* **Source**:
<<<<

Accueil > VENEZUELA : Files d’attente ? Pour percer le mur du silence !

VENEZUELA : Files d’attente ? Pour percer le mur du silence !

par JO

Publie le dimanche 8 février 2015 par JO - Open-Publishing
1 commentaire

(Capté sur le Site de Thierry Deronne . Merci à lui d’aider à franchir le mur du silence des médias pourris aux ordres des monstres du capitalisme ! Remettre les pendules à l’heure c’est bon pour notre moral ! Basta à nous faire avaler la soi-disante supériorité du régime honteux capitaliste )

La file d’attente comme cliché médiatique du Venezuela voudrait nous
convaincre, au cas où nous ne l’aurions pas compris, que le socialisme ne marche pas. Pourtant, comme la lettre volée d’Edgar Allan Poe, cette image n’
attend qu’à être “découverte” par qui voudrait faire le métier d’informer.
Certes, face aux actionnaires qui préfèrent les reflets de la caverne de
Platon aux Histoires extraordinaires, on imagine mal le journaliste occidental
renonçant à la vulgate et retrouvant la passion de l’enquêteur Dupin.
En attendant ce jour…

Tout a commencé dans les années 50 : pétrole, explosion urbaine,
Rockefeller et Cisneros inventent la culture de masse vénézuélienne, le “j’achète donc je suis” qui pendant des décennies fera de Miami la référence
culturelle principale pour les 20 % de classe moyenne, « la bourgeoisie la plus bête du monde », immortalisée par le documentaire Mayami Nuestro de Carlos
Oteyza (1).

>>>>

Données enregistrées
<<<<

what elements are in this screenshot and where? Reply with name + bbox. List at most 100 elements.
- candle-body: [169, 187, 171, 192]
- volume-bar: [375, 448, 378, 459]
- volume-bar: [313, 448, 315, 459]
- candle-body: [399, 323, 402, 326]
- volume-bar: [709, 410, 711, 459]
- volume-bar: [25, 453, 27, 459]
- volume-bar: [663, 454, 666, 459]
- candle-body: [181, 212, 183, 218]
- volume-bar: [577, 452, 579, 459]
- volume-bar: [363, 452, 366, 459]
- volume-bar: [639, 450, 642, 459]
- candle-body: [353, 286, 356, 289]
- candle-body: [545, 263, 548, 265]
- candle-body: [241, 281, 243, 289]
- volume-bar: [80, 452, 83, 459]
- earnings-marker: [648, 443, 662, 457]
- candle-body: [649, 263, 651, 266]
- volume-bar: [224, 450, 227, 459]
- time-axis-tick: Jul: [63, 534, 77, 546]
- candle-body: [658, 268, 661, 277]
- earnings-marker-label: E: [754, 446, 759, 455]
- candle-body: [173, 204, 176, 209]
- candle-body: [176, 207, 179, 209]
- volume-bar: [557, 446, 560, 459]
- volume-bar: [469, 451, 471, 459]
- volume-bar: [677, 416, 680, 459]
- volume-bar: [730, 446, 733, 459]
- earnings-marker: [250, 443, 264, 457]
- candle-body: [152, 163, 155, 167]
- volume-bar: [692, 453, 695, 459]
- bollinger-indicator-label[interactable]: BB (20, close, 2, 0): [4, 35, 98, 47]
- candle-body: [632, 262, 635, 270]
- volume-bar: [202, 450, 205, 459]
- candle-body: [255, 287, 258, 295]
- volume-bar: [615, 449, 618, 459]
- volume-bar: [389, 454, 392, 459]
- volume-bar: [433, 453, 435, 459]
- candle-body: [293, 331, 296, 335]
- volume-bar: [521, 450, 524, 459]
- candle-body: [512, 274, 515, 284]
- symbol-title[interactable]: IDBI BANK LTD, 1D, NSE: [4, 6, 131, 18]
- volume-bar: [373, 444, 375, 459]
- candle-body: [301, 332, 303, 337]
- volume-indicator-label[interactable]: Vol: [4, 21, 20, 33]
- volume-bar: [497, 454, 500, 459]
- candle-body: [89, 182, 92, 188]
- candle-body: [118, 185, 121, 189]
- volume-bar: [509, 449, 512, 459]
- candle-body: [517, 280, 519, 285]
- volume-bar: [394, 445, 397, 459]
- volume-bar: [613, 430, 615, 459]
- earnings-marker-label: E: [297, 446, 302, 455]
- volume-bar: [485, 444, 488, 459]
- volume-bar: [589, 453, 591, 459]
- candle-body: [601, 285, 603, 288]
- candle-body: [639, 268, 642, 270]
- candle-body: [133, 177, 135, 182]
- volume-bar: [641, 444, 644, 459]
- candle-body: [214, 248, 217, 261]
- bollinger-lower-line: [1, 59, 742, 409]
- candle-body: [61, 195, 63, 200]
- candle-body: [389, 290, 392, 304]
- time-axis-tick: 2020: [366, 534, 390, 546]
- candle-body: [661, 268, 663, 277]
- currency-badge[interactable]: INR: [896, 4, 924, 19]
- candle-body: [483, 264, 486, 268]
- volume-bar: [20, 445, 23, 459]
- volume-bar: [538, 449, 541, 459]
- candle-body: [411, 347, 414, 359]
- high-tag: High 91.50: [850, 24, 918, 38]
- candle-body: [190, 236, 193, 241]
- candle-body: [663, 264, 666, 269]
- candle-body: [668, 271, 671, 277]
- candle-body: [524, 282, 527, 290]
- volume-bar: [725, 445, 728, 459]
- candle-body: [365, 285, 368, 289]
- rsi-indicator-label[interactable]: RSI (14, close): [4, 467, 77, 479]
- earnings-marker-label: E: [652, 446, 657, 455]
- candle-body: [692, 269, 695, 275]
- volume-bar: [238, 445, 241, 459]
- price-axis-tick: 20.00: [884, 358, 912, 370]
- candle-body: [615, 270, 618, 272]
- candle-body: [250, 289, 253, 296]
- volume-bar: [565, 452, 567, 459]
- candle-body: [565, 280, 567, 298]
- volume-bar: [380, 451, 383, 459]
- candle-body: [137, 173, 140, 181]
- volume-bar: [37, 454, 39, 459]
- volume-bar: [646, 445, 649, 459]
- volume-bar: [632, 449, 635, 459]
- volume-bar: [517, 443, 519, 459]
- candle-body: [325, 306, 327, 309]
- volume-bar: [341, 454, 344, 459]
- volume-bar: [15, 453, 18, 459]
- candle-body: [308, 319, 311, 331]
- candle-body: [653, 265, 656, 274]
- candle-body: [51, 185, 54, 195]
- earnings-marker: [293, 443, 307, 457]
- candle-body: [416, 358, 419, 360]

>>>>

* **Objectif 1**:
D'après l'article sur le Venezuela, qui a inventé la culture de masse vénézuélienne dans les années 50 ?
* **Objectif 2**:
Relevez toutes les œuvres que l'article sur le Venezuela cite par leur titre.
* **Objectif 3**:
Prolongez, s'il vous plaît, l'article sur le Venezuela à partir de sa dernière phrase.
Les enregistrements forment un matériau à part, distinct de l'article sur le Venezuela.

* **Réponse rédigée 1**:
Rockefeller et Cisneros.

* **Réponse rédigée 2**:
- La lettre volée (Edgar Allan Poe)
- Histoires extraordinaires
- Mayami Nuestro (documentaire de Carlos Oteyza)

* **Réponse rédigée 3**:
Un rêve pour les 80% de pauvres exclus du système, qui fit écrire à un
cycliste du nom d’Ernesto Guevara, passant par-là dans les années 50, que de
tous les pays visités, celui-ci était « le plus aliéné par l’American way of
life ». Comme le dit aujourd’hui une compagne de lutte : le jour où le
vénézuélien, en voyant les lettres C.C. ne pensera plus « Centre Commercial »
mais « Conseil Communal », la révolution aura fait un pas de géant.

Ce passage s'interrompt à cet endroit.